Task statement:
Return all lines from the listing below in which the string "Ozimec" occurs.
::::
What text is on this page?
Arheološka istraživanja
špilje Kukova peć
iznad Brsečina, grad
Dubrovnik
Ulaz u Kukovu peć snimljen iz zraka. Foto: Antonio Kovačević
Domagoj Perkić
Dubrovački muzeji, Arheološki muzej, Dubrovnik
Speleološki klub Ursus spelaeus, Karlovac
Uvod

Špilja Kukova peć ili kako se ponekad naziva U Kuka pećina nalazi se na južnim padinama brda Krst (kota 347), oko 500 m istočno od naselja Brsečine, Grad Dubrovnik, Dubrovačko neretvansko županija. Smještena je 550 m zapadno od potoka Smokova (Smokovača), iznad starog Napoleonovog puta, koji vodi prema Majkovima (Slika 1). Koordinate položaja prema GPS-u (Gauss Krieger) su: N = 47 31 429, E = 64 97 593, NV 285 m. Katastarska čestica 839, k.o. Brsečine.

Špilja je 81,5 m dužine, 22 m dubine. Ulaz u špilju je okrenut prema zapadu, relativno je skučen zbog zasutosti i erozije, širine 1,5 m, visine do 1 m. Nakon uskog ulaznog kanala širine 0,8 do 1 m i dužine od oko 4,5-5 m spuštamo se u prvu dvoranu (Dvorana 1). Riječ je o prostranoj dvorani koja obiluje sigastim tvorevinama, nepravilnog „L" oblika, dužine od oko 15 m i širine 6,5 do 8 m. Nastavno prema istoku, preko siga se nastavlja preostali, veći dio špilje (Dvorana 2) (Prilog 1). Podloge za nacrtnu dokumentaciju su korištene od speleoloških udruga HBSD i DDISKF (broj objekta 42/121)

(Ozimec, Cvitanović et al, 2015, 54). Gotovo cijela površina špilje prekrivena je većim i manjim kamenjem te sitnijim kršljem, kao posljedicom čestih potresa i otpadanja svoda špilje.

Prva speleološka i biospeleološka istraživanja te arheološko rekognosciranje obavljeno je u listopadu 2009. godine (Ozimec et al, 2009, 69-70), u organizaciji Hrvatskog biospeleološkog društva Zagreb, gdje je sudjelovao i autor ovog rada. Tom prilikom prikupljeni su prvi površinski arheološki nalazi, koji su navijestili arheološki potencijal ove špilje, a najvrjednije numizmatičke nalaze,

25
::::
Exercise answer:
(Ozimec, Cvitanović et al, 2015, 54). Gotovo cijela površina špilje prekrivena je većim i manjim kamenjem te sitnijim kršljem, kao posljedicom čestih potresa i otpadanja svoda špilje.
Prva speleološka i biospeleološka istraživanja te arheološko rekognosciranje obavljeno je u listopadu 2009. godine (Ozimec et al, 2009, 69-70), u organizaciji Hrvatskog biospeleološkog društva Zagreb, gdje je sudjelovao i autor ovog rada. Tom prilikom prikupljeni su prvi površinski arheološki nalazi, koji su navijestili arheološki potencijal ove špilje, a najvrjednije numizmatičke nalaze,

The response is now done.